Trecho fornecido >>

------

Puxada pelo sertanejo, que tem mais de um terço das músicas mais ouvidas no país, a indústria musical movimentou R$ 2,8 bilhões no país em 2023.

Computadores usados em "fazenda de plays" de Ronaldo
Computadores usados em "fazenda de plays" de Ronaldo Imagem: Ministério Público de Goiás/Reprodução

Robôs em toda parte

Marcos Bernardes, o Marcão, do canal especializado Blognejo, diz que a prisão pode assustar um mercado em que plays inflados por robôs já são comuns.

"Esse caso veio à tona pois veio de um roubo e a polícia foi atrás", ele afirma. "Mas até as grandes duplas fazem [usam 'fazendas de plays'] nas próprias músicas para aumentar a impressão de sucesso."

"Digitando", de Gustavo Moura e Rafael, e "Péssima Hora", de Jefferson Moraes, ficaram entre as mais tocadas do país, entre abril e maio de 2024, até serem derrubadas pelo Spotify pelo uso de robôs.

O dinheiro dos serviços de streaming é distribuído como fatias de um bolo: o Spotify passa parte de seu lucro aos criadores de músicas, na proporção dos plays que elas tiveram.

Por isso, as fraudes diminuem a renda dos artistas que têm ouvintes verdadeiros.

------

Material fornecido >>
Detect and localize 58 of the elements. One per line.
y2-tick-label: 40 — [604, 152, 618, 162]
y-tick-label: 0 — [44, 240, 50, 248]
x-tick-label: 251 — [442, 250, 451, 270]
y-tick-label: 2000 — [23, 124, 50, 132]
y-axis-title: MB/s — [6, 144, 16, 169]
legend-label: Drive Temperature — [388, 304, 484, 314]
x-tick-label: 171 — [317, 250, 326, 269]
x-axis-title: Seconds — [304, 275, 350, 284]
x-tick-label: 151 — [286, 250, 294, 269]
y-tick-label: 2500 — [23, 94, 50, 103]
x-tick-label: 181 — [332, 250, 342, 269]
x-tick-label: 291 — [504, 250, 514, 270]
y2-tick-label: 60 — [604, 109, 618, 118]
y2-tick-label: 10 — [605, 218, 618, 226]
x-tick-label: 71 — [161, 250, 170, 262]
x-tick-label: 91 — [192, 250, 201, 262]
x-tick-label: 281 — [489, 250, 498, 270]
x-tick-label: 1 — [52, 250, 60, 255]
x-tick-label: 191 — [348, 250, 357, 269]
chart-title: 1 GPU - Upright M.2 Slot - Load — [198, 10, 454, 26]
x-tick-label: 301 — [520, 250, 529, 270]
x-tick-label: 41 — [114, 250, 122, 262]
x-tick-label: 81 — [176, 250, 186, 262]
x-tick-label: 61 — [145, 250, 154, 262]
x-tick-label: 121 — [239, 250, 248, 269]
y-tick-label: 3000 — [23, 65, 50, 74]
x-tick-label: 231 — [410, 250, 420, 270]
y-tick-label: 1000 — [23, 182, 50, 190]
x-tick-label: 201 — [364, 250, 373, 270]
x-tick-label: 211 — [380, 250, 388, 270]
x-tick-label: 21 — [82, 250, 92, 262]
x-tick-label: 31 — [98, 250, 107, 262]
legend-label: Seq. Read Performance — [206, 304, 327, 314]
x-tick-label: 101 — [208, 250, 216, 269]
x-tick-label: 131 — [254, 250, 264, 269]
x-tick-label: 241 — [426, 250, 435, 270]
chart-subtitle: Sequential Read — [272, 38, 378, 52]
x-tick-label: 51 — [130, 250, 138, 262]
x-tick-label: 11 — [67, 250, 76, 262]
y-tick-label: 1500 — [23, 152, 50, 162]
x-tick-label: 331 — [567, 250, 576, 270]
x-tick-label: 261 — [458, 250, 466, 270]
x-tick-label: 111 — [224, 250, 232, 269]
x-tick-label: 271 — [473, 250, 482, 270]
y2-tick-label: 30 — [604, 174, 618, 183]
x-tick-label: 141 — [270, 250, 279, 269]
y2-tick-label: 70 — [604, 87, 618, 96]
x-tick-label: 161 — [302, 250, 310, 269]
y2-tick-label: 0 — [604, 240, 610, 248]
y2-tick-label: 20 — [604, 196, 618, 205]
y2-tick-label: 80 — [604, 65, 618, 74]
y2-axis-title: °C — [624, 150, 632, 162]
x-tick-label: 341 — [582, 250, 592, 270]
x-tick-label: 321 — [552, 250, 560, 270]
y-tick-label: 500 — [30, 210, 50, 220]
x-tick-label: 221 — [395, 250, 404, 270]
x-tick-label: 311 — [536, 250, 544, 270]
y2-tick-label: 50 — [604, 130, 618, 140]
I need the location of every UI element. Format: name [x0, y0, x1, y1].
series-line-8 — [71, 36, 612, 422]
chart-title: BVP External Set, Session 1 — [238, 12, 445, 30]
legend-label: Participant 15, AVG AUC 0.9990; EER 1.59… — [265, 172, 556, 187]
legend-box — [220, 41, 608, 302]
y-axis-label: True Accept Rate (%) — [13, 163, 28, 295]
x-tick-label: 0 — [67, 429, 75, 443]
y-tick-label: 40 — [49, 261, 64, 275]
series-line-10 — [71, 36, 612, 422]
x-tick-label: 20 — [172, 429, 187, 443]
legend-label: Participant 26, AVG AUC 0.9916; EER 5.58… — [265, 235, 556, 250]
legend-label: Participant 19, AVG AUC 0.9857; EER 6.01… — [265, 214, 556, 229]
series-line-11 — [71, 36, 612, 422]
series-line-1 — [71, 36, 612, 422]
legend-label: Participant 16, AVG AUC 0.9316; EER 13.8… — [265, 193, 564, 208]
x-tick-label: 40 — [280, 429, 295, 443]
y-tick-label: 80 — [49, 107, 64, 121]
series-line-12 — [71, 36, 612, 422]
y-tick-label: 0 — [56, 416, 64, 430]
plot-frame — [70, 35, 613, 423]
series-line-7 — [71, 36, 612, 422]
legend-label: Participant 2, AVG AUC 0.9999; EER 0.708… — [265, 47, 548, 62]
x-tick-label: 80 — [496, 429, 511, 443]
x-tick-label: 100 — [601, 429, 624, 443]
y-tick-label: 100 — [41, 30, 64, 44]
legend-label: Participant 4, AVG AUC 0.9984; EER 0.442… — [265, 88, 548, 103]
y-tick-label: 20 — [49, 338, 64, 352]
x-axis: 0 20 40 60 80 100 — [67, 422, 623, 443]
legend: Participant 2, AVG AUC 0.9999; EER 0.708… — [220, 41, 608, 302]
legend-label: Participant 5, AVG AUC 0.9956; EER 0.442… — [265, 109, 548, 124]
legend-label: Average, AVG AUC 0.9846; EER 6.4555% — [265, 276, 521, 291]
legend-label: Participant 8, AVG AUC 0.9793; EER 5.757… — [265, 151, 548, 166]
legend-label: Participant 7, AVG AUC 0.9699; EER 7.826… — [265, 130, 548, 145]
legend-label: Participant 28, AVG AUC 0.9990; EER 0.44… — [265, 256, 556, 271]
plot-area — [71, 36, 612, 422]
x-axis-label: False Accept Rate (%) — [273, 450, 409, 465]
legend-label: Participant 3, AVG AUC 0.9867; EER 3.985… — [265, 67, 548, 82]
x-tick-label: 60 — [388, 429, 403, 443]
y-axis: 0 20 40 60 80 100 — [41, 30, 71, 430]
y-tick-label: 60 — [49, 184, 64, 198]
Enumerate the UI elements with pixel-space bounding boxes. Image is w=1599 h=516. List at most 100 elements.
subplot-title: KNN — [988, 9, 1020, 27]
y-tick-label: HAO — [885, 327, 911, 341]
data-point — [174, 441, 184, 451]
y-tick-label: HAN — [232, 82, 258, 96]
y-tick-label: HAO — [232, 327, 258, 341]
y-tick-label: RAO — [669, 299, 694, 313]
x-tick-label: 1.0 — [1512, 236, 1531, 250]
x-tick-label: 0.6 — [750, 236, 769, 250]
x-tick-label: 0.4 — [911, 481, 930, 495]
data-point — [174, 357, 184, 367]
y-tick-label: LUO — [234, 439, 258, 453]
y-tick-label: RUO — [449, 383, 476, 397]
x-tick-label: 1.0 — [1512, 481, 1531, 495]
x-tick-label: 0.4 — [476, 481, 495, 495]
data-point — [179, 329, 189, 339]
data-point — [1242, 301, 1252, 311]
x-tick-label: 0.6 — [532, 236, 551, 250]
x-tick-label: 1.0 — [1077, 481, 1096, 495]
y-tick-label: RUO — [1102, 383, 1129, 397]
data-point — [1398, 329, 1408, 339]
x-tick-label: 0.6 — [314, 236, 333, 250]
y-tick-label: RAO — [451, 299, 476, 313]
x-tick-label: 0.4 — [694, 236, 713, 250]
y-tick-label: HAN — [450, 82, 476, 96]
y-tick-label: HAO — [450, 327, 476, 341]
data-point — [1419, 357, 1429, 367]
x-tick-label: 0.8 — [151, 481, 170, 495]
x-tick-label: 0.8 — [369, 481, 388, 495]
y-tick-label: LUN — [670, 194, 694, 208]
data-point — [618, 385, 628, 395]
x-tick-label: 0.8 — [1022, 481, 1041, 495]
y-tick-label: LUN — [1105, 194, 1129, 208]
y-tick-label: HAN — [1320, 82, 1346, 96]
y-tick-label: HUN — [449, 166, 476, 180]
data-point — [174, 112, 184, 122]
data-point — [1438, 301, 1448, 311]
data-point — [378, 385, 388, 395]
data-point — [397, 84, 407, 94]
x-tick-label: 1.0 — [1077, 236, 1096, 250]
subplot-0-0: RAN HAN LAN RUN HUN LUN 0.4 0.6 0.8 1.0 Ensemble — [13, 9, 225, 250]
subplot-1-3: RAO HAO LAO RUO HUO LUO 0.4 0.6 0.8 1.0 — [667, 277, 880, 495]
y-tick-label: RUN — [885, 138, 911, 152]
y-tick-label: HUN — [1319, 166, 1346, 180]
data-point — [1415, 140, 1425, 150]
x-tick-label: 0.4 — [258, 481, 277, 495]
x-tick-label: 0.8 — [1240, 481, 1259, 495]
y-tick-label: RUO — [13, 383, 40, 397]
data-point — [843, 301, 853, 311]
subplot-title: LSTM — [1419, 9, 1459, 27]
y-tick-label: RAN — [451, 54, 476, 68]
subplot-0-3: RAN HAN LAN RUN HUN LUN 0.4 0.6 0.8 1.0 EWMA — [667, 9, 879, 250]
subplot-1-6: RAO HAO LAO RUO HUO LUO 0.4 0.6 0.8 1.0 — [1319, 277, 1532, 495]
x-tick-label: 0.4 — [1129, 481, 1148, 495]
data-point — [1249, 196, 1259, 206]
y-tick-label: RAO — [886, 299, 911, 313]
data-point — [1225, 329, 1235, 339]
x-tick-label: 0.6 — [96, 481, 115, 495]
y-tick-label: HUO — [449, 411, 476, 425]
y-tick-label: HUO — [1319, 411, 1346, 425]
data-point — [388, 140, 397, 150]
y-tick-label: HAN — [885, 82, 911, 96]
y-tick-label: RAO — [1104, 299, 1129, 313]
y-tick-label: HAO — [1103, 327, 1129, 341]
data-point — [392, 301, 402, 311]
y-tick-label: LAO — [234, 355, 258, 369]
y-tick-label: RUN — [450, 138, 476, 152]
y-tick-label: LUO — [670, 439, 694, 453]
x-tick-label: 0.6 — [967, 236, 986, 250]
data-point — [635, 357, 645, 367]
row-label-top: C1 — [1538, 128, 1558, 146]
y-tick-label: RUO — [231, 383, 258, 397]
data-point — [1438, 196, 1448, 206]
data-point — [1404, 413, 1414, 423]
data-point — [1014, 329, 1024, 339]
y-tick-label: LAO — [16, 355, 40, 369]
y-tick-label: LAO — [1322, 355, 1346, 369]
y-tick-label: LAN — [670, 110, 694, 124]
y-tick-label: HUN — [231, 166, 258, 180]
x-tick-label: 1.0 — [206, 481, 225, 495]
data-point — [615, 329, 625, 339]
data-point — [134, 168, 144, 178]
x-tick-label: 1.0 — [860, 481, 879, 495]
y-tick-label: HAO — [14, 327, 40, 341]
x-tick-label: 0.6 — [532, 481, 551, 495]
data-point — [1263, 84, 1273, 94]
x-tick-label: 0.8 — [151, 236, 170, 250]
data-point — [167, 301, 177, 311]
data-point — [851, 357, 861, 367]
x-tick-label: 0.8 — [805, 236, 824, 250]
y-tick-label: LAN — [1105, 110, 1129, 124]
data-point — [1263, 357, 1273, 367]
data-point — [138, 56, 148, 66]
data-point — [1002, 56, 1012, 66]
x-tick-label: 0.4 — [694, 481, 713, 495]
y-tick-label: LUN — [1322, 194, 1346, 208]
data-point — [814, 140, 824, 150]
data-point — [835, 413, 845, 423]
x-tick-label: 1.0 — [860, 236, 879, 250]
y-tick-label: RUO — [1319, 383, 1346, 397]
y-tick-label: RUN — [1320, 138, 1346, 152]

------

Tarefas a realizar >>
**A)** Reproduza, do trecho sobre fraudes no streaming, a passagem que vai de "O dinheiro dos" até "têm ouvintes verdadeiros.", sem nenhuma alteração.
**B)** Por favor, indique se cada afirmação a seguir está de acordo com o trecho sobre fraudes no streaming, respondendo sim ou não e citando entre aspas as palavras do texto que decidem a questão: (i) A indústria musical movimentou R$ 2,8 bilhões no país em 2023. (ii) "Digitando" e "Péssima Hora" foram derrubadas pelo YouTube pelo uso de robôs. (iii) O Spotify repassa parte de seu lucro aos criadores de músicas conforme a quantidade de plays.

Conjunto de respostas >>
**A)**
O dinheiro dos serviços de streaming é distribuído como fatias de um bolo: o Spotify passa parte de seu lucro aos criadores de músicas, na proporção dos plays que elas tiveram.

Por isso, as fraudes diminuem a renda dos artistas que têm ouvintes verdadeiros.

**B)**
(i) Sim: "a indústria musical movimentou R$ 2,8 bilhões no país em 2023".
(ii) Não: "até serem derrubadas pelo Spotify pelo uso de robôs".
(iii) Sim: "o Spotify passa parte de seu lucro aos criadores de músicas, na proporção dos plays que elas tiveram".